Detalles de tarea>
Escribe la continuación del relato sobre la ascensión nocturna al monte Sinaí, empezando justo después de su última frase.

Texto extraído>
----------------------------------------

Tras un par de horas de viaje a media noche, desde la costa este de la península del Sinaí y haber pasado varios controles militares, dejando las carreteras asfaltadas atrás y yendo por caminos, el vehículo conducido por dos beduinos se detiene en una espesa oscuridad  en la que todos bajamos todos del coche excepto los dos conductores.

Un hombre está esperando ahí, lleva en la cabeza el turbante tradicional de la zona, y el traje todo blanco. Explica brevemente que se conecten las linternas y que debemos ir a un paso constante durante las próximas horas de travesía hasta alcanzar la cima del monte Sinaí.

La oscuridad es espesa, no se puede ver más allá de un metro a la redonda, el suelo inestable, saturado de piedras y tierra. El cansancio y el sueño en la madrugada está presente a medida que pasan las horas y se está más próximo de la cima, unido al frío que va in crescendo sin freno. A mitad de camino, entre la oscuridad, aparece una pequeña bombilla que ilumina un pequeño puesto de venta de té y cosas para comer (chocolatinas, galletas,…), en medio de la absoluta nada, camellos van rondando por ahí, es usual oír y sentir la presencia de algo a tu lado y, tras enfocar con la linterna, percatarse de la presencia de un dromedario.

El cielo en este lugar es fantástico y el más nítido que, personalmente, tuve la oportunidad de presenciar en mi vida. Miles de estrellas de todos los tamaños, da la sensación de estar en el universo y sentir la cercanía y lejanía de unas estrellas sobre otras.

Puesta de sol sobre el monte Sinaí / Mángel Sevilla. Sinaí.

----------------------------------------

Los datos>
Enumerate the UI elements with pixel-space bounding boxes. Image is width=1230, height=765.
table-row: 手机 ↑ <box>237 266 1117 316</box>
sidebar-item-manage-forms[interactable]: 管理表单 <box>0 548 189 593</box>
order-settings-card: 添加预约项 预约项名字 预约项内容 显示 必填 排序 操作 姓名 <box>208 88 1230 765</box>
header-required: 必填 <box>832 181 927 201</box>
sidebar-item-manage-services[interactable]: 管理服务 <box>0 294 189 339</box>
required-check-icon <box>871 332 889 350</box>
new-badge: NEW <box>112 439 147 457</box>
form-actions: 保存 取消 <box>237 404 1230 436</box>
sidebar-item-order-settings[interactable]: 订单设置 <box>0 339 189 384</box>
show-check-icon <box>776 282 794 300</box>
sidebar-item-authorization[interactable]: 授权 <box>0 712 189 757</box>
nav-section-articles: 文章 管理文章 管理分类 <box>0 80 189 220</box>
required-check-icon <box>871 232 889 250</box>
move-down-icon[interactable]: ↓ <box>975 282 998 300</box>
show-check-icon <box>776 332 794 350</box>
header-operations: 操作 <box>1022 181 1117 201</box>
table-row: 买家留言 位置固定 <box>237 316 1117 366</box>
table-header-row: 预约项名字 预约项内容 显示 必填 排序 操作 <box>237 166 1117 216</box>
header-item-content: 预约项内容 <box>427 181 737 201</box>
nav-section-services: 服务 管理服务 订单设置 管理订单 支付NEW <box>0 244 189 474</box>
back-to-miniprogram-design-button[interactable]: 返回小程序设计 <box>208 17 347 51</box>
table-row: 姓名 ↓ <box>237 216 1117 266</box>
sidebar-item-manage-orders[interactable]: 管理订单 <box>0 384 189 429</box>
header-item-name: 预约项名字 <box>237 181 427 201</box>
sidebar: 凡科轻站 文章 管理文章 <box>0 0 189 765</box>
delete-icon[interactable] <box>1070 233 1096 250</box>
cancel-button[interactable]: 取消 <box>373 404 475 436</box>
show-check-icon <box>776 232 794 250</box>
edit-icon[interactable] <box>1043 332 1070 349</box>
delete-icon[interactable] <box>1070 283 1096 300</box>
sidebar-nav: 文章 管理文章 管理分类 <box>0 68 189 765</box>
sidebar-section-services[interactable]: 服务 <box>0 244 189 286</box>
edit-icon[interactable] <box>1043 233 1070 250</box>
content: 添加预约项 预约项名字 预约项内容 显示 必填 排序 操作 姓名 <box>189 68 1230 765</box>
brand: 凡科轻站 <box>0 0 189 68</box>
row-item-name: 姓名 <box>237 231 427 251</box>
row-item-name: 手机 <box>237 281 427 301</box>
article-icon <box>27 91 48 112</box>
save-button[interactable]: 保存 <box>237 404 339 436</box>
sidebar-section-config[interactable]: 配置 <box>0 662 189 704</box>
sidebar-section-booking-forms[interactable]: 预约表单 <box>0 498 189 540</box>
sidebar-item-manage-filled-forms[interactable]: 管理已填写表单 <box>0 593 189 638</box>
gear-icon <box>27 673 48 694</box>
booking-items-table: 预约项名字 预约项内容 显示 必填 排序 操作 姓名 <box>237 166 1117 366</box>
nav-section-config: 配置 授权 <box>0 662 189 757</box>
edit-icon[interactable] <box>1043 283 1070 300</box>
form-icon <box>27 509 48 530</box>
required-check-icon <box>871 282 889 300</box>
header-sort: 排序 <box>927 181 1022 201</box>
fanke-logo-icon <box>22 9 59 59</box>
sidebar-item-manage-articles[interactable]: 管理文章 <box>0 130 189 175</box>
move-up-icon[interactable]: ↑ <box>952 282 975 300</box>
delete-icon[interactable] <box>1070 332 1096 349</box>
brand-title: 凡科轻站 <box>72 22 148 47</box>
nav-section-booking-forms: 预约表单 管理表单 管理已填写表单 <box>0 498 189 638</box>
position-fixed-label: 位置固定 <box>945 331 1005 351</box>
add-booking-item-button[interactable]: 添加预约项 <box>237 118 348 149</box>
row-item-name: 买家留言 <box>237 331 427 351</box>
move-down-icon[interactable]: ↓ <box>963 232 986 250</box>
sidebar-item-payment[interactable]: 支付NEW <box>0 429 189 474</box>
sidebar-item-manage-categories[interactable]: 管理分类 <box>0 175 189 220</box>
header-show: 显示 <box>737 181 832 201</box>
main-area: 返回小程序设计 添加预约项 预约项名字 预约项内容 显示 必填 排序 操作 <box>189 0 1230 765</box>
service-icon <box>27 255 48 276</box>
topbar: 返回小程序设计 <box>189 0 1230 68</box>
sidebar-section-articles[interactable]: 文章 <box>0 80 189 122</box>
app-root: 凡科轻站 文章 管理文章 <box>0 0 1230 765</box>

----------------------------------------

Resultado obtenido>
Las horas pasan y el cuerpo está exhausto. Avisan de que, finalmente, tan sólo falta el pedazo rocoso más inclinado para terminar el viaje, aquí venden mantas e infusiones calientes, el frío es terrorífico. Se alcanza la ermita situada en la cima, pero todavía no se es consciente de la amplitud del lugar en el que uno está. Hay que esperar un par de horas hasta que amanezca para percatarse del lugar en el que se está, los cuatro amigos nos hemos juntado en un pequeño rincón, tiritando, nos damos calor mutuamente y esperamos que el amanecer llegue. Por fin estamos en la cima, a unos dos kilómetros y medio de altura, en tierra bíblica, donde Moisés recibió los Diez Mandamientos.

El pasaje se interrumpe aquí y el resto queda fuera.